▶ _Figure collection entries_
*-*-*

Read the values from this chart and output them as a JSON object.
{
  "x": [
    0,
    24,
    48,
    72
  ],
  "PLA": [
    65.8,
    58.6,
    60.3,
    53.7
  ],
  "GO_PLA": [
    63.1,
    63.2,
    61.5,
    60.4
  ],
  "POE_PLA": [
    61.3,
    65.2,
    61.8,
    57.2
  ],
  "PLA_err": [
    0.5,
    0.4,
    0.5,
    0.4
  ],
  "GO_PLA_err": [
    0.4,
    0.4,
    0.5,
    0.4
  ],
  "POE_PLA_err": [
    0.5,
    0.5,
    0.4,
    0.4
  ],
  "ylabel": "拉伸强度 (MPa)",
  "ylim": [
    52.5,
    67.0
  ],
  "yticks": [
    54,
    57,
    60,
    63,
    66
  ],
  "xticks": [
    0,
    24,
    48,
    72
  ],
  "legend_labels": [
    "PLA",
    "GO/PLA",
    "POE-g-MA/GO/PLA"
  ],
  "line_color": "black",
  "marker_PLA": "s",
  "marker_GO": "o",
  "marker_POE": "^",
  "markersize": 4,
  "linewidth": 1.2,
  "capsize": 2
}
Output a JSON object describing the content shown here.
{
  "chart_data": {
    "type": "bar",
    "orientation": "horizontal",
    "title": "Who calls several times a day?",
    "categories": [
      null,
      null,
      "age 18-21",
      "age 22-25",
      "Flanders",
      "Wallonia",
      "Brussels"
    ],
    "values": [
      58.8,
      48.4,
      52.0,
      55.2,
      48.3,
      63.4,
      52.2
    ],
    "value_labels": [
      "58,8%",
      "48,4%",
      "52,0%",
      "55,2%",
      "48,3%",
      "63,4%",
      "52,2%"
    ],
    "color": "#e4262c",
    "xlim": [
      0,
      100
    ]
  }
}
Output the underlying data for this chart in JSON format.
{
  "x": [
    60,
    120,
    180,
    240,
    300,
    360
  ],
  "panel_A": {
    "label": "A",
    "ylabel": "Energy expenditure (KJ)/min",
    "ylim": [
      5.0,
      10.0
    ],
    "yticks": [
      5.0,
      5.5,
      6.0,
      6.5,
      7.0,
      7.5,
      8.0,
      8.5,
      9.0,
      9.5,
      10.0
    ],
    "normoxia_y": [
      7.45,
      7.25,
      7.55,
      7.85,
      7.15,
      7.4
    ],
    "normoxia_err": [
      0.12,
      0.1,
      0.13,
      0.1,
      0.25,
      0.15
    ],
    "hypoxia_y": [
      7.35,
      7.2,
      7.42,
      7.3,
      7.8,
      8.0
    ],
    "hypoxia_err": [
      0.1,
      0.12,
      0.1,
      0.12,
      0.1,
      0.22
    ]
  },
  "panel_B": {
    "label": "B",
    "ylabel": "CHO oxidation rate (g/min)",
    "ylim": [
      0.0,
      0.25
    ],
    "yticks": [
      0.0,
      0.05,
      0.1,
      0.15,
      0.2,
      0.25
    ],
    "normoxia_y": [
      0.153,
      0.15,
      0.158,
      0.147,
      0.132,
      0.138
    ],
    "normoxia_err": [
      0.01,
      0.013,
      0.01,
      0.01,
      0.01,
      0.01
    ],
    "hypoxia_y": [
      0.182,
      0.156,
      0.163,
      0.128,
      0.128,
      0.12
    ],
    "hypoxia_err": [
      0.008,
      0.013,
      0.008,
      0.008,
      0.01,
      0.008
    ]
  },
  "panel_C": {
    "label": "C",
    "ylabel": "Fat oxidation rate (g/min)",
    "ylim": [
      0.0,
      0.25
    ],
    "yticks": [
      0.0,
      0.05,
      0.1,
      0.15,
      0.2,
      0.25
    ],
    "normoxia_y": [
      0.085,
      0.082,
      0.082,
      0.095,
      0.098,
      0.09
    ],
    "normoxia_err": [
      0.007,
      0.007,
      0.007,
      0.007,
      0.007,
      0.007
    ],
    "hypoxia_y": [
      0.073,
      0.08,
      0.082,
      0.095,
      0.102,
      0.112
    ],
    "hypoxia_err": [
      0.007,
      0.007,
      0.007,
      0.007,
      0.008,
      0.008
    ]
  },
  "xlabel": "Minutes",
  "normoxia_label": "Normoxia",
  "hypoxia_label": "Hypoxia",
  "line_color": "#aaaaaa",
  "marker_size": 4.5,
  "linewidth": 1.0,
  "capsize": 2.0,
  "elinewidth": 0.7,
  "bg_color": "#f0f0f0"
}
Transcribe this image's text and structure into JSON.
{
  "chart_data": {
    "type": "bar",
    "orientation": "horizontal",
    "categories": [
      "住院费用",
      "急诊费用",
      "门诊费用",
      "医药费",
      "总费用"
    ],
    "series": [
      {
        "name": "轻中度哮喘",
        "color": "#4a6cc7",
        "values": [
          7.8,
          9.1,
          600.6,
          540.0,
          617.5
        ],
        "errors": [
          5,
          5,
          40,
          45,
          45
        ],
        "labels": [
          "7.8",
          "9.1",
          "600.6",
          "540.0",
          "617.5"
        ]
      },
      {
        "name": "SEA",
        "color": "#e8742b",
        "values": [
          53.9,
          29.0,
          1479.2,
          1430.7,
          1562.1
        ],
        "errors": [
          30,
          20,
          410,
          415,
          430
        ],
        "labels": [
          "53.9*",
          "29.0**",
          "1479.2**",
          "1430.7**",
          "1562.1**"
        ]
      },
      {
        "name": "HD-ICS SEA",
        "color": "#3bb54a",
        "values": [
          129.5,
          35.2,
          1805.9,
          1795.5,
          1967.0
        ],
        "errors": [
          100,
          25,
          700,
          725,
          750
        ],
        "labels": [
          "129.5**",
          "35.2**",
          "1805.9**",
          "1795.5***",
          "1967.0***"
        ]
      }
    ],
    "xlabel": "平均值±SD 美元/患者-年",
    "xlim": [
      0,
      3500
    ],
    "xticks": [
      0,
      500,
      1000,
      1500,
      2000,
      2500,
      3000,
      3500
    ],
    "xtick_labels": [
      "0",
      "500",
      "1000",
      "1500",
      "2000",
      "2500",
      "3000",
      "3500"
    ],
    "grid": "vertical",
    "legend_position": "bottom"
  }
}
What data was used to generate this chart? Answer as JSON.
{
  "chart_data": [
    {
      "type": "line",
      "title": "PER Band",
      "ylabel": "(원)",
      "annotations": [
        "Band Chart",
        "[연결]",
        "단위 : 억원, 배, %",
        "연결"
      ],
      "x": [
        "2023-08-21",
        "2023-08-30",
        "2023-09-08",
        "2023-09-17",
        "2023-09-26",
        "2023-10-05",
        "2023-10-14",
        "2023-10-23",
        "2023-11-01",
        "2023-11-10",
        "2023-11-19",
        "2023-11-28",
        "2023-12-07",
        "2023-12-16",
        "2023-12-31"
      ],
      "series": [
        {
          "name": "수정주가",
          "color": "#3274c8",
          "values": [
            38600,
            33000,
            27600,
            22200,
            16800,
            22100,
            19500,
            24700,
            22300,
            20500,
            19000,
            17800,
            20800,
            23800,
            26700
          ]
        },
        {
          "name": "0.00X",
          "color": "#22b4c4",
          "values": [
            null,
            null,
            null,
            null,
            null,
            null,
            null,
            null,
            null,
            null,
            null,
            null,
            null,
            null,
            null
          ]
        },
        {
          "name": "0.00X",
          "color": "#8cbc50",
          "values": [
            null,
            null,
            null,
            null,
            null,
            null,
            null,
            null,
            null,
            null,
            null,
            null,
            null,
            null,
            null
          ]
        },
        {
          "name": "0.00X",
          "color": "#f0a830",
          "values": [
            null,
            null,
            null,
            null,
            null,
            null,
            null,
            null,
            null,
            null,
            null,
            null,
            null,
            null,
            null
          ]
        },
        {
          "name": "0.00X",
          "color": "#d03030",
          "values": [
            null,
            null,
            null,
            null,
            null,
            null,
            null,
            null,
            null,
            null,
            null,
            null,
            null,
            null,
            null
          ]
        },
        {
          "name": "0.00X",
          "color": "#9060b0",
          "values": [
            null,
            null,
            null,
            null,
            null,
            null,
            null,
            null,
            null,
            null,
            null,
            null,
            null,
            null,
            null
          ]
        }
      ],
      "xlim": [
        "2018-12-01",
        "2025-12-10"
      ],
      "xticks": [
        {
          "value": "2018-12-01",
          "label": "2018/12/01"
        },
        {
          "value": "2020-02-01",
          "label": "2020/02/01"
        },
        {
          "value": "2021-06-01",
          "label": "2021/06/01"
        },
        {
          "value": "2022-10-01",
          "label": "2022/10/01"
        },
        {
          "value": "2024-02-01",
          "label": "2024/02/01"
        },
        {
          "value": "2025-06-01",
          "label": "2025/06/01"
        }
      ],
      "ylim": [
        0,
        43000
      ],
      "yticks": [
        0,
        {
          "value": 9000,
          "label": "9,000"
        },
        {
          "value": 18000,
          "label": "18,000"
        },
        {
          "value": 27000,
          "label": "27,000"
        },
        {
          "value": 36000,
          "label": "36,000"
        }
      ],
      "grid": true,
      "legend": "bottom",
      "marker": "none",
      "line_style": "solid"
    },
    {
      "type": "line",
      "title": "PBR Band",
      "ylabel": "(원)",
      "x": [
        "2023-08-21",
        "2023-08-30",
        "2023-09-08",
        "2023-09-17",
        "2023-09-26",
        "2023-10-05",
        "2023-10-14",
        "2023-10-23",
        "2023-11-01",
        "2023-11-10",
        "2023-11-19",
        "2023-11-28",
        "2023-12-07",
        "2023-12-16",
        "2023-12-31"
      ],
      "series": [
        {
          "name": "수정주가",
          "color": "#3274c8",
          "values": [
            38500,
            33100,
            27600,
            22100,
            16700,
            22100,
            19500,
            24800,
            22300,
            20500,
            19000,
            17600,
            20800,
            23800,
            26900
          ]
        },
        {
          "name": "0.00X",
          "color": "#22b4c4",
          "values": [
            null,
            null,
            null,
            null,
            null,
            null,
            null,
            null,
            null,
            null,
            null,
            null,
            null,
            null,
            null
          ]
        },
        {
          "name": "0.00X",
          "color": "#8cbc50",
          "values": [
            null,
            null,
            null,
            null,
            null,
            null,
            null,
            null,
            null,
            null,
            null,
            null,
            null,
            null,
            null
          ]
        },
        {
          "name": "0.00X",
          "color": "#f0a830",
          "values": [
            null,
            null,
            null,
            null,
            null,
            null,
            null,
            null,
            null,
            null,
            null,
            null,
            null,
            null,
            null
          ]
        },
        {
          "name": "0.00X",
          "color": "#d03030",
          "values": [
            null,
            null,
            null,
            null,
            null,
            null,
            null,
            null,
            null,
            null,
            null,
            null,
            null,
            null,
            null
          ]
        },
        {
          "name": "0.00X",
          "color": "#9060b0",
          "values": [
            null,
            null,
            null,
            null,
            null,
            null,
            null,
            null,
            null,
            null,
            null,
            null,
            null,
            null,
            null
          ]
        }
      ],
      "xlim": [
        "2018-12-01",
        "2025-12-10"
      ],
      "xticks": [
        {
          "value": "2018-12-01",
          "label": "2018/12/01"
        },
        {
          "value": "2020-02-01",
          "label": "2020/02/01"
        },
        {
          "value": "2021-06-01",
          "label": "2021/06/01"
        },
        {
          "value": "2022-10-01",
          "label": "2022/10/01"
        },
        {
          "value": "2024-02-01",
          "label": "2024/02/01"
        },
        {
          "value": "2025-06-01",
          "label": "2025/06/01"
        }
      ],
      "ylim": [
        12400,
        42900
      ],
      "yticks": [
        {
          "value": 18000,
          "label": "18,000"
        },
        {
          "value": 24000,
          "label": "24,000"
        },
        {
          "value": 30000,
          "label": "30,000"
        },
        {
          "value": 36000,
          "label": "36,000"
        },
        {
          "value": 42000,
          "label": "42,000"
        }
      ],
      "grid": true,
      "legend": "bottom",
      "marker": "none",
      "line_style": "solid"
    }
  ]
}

*-*-*

▶ _Aim of the exercise_
Look above for lines with the word "title" and copy them all.

▶ _Correct response_
    "title": "Who calls several times a day?",
      "title": "PER Band",
      "title": "PBR Band",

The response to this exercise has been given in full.